* **WRITTEN REQUEST**: The exercise asks for every line of the data to be reproduced exactly.

Stored records:
━━━━━━

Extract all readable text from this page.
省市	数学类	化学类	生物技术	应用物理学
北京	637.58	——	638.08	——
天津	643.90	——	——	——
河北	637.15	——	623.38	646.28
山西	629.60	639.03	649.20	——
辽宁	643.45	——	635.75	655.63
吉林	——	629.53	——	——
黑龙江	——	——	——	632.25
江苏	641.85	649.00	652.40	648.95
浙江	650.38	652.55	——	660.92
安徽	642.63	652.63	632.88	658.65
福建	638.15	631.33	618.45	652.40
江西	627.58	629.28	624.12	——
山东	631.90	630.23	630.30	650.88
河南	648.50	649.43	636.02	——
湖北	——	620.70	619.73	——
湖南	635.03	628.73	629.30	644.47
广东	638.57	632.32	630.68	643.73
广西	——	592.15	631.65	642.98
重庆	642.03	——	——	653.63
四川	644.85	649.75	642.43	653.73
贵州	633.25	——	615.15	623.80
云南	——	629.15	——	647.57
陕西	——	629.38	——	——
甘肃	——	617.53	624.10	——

━━━━━━

* **EXERCISE RESPONSE**:
Extract all readable text from this page.
省市	数学类	化学类	生物技术	应用物理学
北京	637.58	——	638.08	——
天津	643.90	——	——	——
河北	637.15	——	623.38	646.28
山西	629.60	639.03	649.20	——
辽宁	643.45	——	635.75	655.63
吉林	——	629.53	——	——
黑龙江	——	——	——	632.25
江苏	641.85	649.00	652.40	648.95
浙江	650.38	652.55	——	660.92
安徽	642.63	652.63	632.88	658.65
福建	638.15	631.33	618.45	652.40
江西	627.58	629.28	624.12	——
山东	631.90	630.23	630.30	650.88
河南	648.50	649.43	636.02	——
湖北	——	620.70	619.73	——
湖南	635.03	628.73	629.30	644.47
广东	638.57	632.32	630.68	643.73
广西	——	592.15	631.65	642.98
重庆	642.03	——	——	653.63
四川	644.85	649.75	642.43	653.73
贵州	633.25	——	615.15	623.80
云南	——	629.15	——	647.57
陕西	——	629.38	——	——
甘肃	——	617.53	624.10	——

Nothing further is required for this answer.